_To do_
Find every line in the records that holds the string "gennaio". Copy each one.

_Task input_
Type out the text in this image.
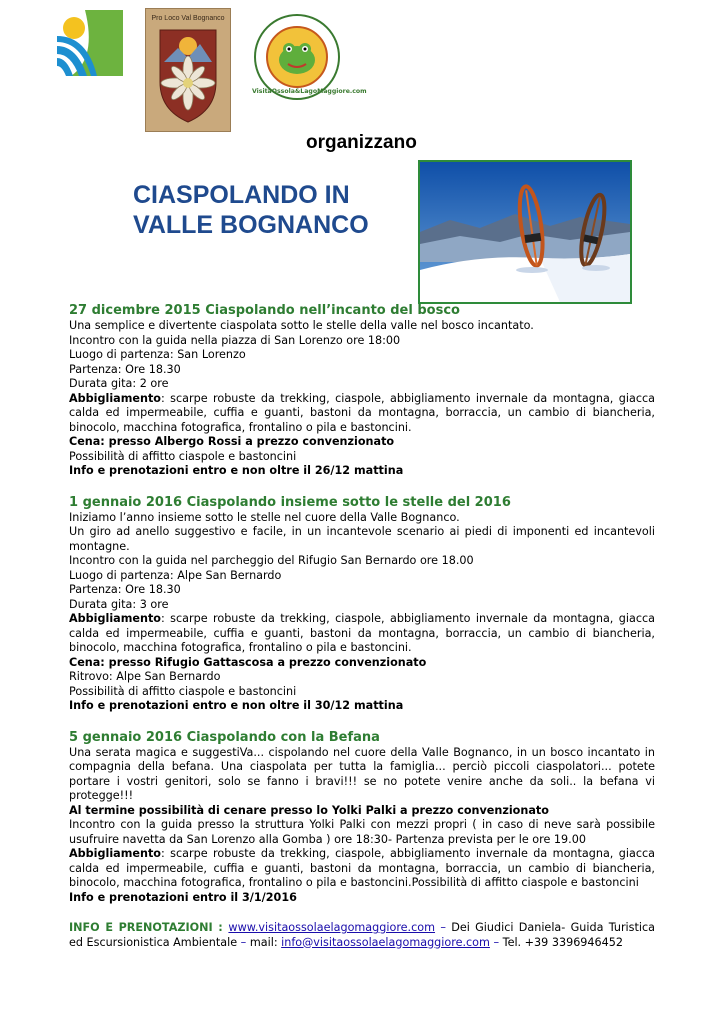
Pro Loco Val Bognanco
VisitaOssola&LagoMaggiore.com
organizzano
CIASPOLANDO IN
VALLE BOGNANCO
27 dicembre 2015 Ciaspolando nell’incanto del bosco
Una semplice e divertente ciaspolata sotto le stelle della valle nel bosco incantato.
Incontro con la guida nella piazza di San Lorenzo ore 18:00
Luogo di partenza: San Lorenzo
Partenza: Ore 18.30
Durata gita: 2 ore
Abbigliamento: scarpe robuste da trekking, ciaspole, abbigliamento invernale da montagna, giacca calda ed impermeabile, cuffia e guanti, bastoni da montagna, borraccia, un cambio di biancheria, binocolo, macchina fotografica, frontalino o pila e bastoncini.
Cena: presso Albergo Rossi a prezzo convenzionato
Possibilità di affitto ciaspole e bastoncini
Info e prenotazioni entro e non oltre il 26/12 mattina
1 gennaio 2016 Ciaspolando insieme sotto le stelle del 2016
Iniziamo l’anno insieme sotto le stelle nel cuore della Valle Bognanco.
Un giro ad anello suggestivo e facile, in un incantevole scenario ai piedi di imponenti ed incantevoli montagne.
Incontro con la guida nel parcheggio del Rifugio San Bernardo ore 18.00
Luogo di partenza: Alpe San Bernardo
Partenza: Ore 18.30
Durata gita: 3 ore
Abbigliamento: scarpe robuste da trekking, ciaspole, abbigliamento invernale da montagna, giacca calda ed impermeabile, cuffia e guanti, bastoni da montagna, borraccia, un cambio di biancheria, binocolo, macchina fotografica, frontalino o pila e bastoncini.
Cena: presso Rifugio Gattascosa a prezzo convenzionato
Ritrovo: Alpe San Bernardo
Possibilità di affitto ciaspole e bastoncini
Info e prenotazioni entro e non oltre il 30/12 mattina
5 gennaio 2016 Ciaspolando con la Befana
Una serata magica e suggestiVa... cispolando nel cuore della Valle Bognanco, in un bosco incantato in compagnia della befana. Una ciaspolata per tutta la famiglia... perciò piccoli ciaspolatori... potete portare i vostri genitori, solo se fanno i bravi!!! se no potete venire anche da soli.. la befana vi protegge!!!
Al termine possibilità di cenare presso lo Yolki Palki a prezzo convenzionato
Incontro con la guida presso la struttura Yolki Palki con mezzi propri ( in caso di neve sarà possibile usufruire navetta da San Lorenzo alla Gomba ) ore 18:30- Partenza prevista per le ore 19.00
Abbigliamento: scarpe robuste da trekking, ciaspole, abbigliamento invernale da montagna, giacca calda ed impermeabile, cuffia e guanti, bastoni da montagna, borraccia, un cambio di biancheria, binocolo, macchina fotografica, frontalino o pila e bastoncini.Possibilità di affitto ciaspole e bastoncini
Info e prenotazioni entro il 3/1/2016
INFO E PRENOTAZIONI : www.visitaossolaelagomaggiore.com – Dei Giudici Daniela- Guida Turistica ed Escursionistica Ambientale – mail: info@visitaossolaelagomaggiore.com – Tel. +39 3396946452
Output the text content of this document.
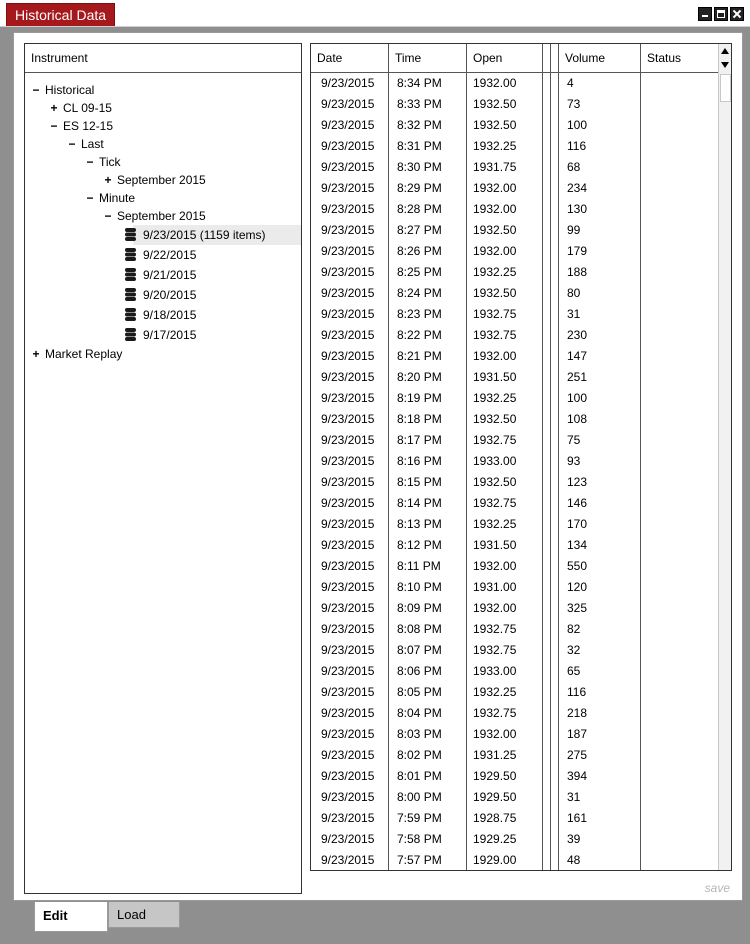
Historical Data
Instrument
− Historical
+ CL 09-15
− ES 12-15
− Last
− Tick
+ September 2015
− Minute
− September 2015
9/23/2015 (1159 items)
9/22/2015
9/21/2015
9/20/2015
9/18/2015
9/17/2015
+ Market Replay
Date	Time	Open	Volume	Status
9/23/2015 8:34 PM	1932.00	4
9/23/2015 8:33 PM	1932.50	73
9/23/2015 8:32 PM	1932.50	100
9/23/2015 8:31 PM	1932.25	116
9/23/2015 8:30 PM	1931.75	68
9/23/2015 8:29 PM	1932.00	234
9/23/2015 8:28 PM	1932.00	130
9/23/2015 8:27 PM	1932.50	99
9/23/2015 8:26 PM	1932.00	179
9/23/2015 8:25 PM	1932.25	188
9/23/2015 8:24 PM	1932.50	80
9/23/2015 8:23 PM	1932.75	31
9/23/2015 8:22 PM	1932.75	230
9/23/2015 8:21 PM	1932.00	147
9/23/2015 8:20 PM	1931.50	251
9/23/2015 8:19 PM	1932.25	100
9/23/2015 8:18 PM	1932.50	108
9/23/2015 8:17 PM	1932.75	75
9/23/2015 8:16 PM	1933.00	93
9/23/2015 8:15 PM	1932.50	123
9/23/2015 8:14 PM	1932.75	146
9/23/2015 8:13 PM	1932.25	170
9/23/2015 8:12 PM	1931.50	134
9/23/2015 8:11 PM	1932.00	550
9/23/2015 8:10 PM	1931.00	120
9/23/2015 8:09 PM	1932.00	325
9/23/2015 8:08 PM	1932.75	82
9/23/2015 8:07 PM	1932.75	32
9/23/2015 8:06 PM	1933.00	65
9/23/2015 8:05 PM	1932.25	116
9/23/2015 8:04 PM	1932.75	218
9/23/2015 8:03 PM	1932.00	187
9/23/2015 8:02 PM	1931.25	275
9/23/2015 8:01 PM	1929.50	394
9/23/2015 8:00 PM	1929.50	31
9/23/2015 7:59 PM	1928.75	161
9/23/2015 7:58 PM	1929.25	39
9/23/2015 7:57 PM	1929.00	48
save
Edit	Load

_Response to this task_
1 gennaio 2016 Ciaspolando insieme sotto le stelle del 2016
5 gennaio 2016 Ciaspolando con la Befana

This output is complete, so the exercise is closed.